### PROBLEM TO WORK ON
Without the pictures, output the records below word for word.

### EXTRACTED DATA
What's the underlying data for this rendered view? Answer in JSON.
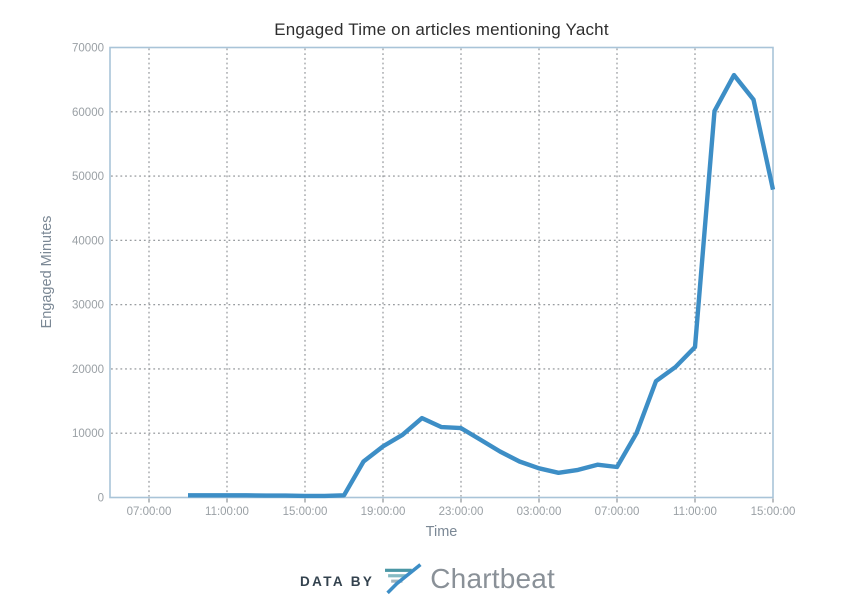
{
  "chart_data": {
    "type": "line",
    "title": "Engaged Time on articles mentioning Yacht",
    "xlabel": "Time",
    "ylabel": "Engaged Minutes",
    "ylim": [
      0,
      70000
    ],
    "y_tick_step": 10000,
    "y_tick_labels": [
      "0",
      "10000",
      "20000",
      "30000",
      "40000",
      "50000",
      "60000",
      "70000"
    ],
    "x_domain_hours": [
      5,
      39
    ],
    "x_ticks": [
      {
        "hour": 7,
        "label": "07:00:00"
      },
      {
        "hour": 11,
        "label": "11:00:00"
      },
      {
        "hour": 15,
        "label": "15:00:00"
      },
      {
        "hour": 19,
        "label": "19:00:00"
      },
      {
        "hour": 23,
        "label": "23:00:00"
      },
      {
        "hour": 27,
        "label": "03:00:00"
      },
      {
        "hour": 31,
        "label": "07:00:00"
      },
      {
        "hour": 35,
        "label": "11:00:00"
      },
      {
        "hour": 39,
        "label": "15:00:00"
      }
    ],
    "grid": "dotted, both axes, at every labeled tick",
    "legend_position": "none",
    "series": [
      {
        "name": "Engaged Minutes",
        "color": "#3d8ec6",
        "times": [
          "09:00:00",
          "10:00:00",
          "11:00:00",
          "12:00:00",
          "13:00:00",
          "14:00:00",
          "15:00:00",
          "16:00:00",
          "17:00:00",
          "18:00:00",
          "19:00:00",
          "20:00:00",
          "21:00:00",
          "22:00:00",
          "23:00:00",
          "00:00:00",
          "01:00:00",
          "02:00:00",
          "03:00:00",
          "04:00:00",
          "05:00:00",
          "06:00:00",
          "07:00:00",
          "08:00:00",
          "09:00:00",
          "10:00:00",
          "11:00:00",
          "12:00:00",
          "13:00:00",
          "14:00:00",
          "15:00:00"
        ],
        "hours": [
          9,
          10,
          11,
          12,
          13,
          14,
          15,
          16,
          17,
          18,
          19,
          20,
          21,
          22,
          23,
          24,
          25,
          26,
          27,
          28,
          29,
          30,
          31,
          32,
          33,
          34,
          35,
          36,
          37,
          38,
          39
        ],
        "values": [
          350,
          350,
          350,
          350,
          300,
          300,
          250,
          250,
          350,
          5600,
          7950,
          9750,
          12350,
          10950,
          10800,
          8970,
          7150,
          5600,
          4550,
          3850,
          4300,
          5100,
          4750,
          10000,
          18100,
          20300,
          23400,
          60100,
          65700,
          61900,
          47900
        ]
      }
    ]
  },
  "branding": {
    "prefix": "DATA BY",
    "brand_name": "Chartbeat",
    "logo_icon": "chartbeat-paper-plane-icon"
  },
  "colors": {
    "series_line": "#3d8ec6",
    "plot_border": "#a9c4d8",
    "gridline": "#8a8e92",
    "tick_label_text": "#9aa0a5",
    "axis_title_text": "#7b8895",
    "chart_title_text": "#2e2e2e",
    "brand_prefix_text": "#33424e",
    "brand_name_text": "#8a9198",
    "logo_stripe_top": "#4a97a5",
    "logo_stripe_mid": "#85bac3",
    "logo_stripe_bottom": "#a3b5bd",
    "logo_plane_stroke": "#3d8ec6"
  }
}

### OUTPUT OF THE EXERCISE
What's the underlying data for this rendered view? Answer in JSON.
{
  "chart_data": {
    "type": "line",
    "title": "Engaged Time on articles mentioning Yacht",
    "xlabel": "Time",
    "ylabel": "Engaged Minutes",
    "ylim": [
      0,
      70000
    ],
    "y_tick_step": 10000,
    "y_tick_labels": [
      "0",
      "10000",
      "20000",
      "30000",
      "40000",
      "50000",
      "60000",
      "70000"
    ],
    "x_domain_hours": [
      5,
      39
    ],
    "x_ticks": [
      {
        "hour": 7,
        "label": "07:00:00"
      },
      {
        "hour": 11,
        "label": "11:00:00"
      },
      {
        "hour": 15,
        "label": "15:00:00"
      },
      {
        "hour": 19,
        "label": "19:00:00"
      },
      {
        "hour": 23,
        "label": "23:00:00"
      },
      {
        "hour": 27,
        "label": "03:00:00"
      },
      {
        "hour": 31,
        "label": "07:00:00"
      },
      {
        "hour": 35,
        "label": "11:00:00"
      },
      {
        "hour": 39,
        "label": "15:00:00"
      }
    ],
    "grid": "dotted, both axes, at every labeled tick",
    "legend_position": "none",
    "series": [
      {
        "name": "Engaged Minutes",
        "color": "#3d8ec6",
        "times": [
          "09:00:00",
          "10:00:00",
          "11:00:00",
          "12:00:00",
          "13:00:00",
          "14:00:00",
          "15:00:00",
          "16:00:00",
          "17:00:00",
          "18:00:00",
          "19:00:00",
          "20:00:00",
          "21:00:00",
          "22:00:00",
          "23:00:00",
          "00:00:00",
          "01:00:00",
          "02:00:00",
          "03:00:00",
          "04:00:00",
          "05:00:00",
          "06:00:00",
          "07:00:00",
          "08:00:00",
          "09:00:00",
          "10:00:00",
          "11:00:00",
          "12:00:00",
          "13:00:00",
          "14:00:00",
          "15:00:00"
        ],
        "hours": [
          9,
          10,
          11,
          12,
          13,
          14,
          15,
          16,
          17,
          18,
          19,
          20,
          21,
          22,
          23,
          24,
          25,
          26,
          27,
          28,
          29,
          30,
          31,
          32,
          33,
          34,
          35,
          36,
          37,
          38,
          39
        ],
        "values": [
          350,
          350,
          350,
          350,
          300,
          300,
          250,
          250,
          350,
          5600,
          7950,
          9750,
          12350,
          10950,
          10800,
          8970,
          7150,
          5600,
          4550,
          3850,
          4300,
          5100,
          4750,
          10000,
          18100,
          20300,
          23400,
          60100,
          65700,
          61900,
          47900
        ]
      }
    ]
  },
  "branding": {
    "prefix": "DATA BY",
    "brand_name": "Chartbeat",
    "logo_icon": "chartbeat-paper-plane-icon"
  },
  "colors": {
    "series_line": "#3d8ec6",
    "plot_border": "#a9c4d8",
    "gridline": "#8a8e92",
    "tick_label_text": "#9aa0a5",
    "axis_title_text": "#7b8895",
    "chart_title_text": "#2e2e2e",
    "brand_prefix_text": "#33424e",
    "brand_name_text": "#8a9198",
    "logo_stripe_top": "#4a97a5",
    "logo_stripe_mid": "#85bac3",
    "logo_stripe_bottom": "#a3b5bd",
    "logo_plane_stroke": "#3d8ec6"
  }
}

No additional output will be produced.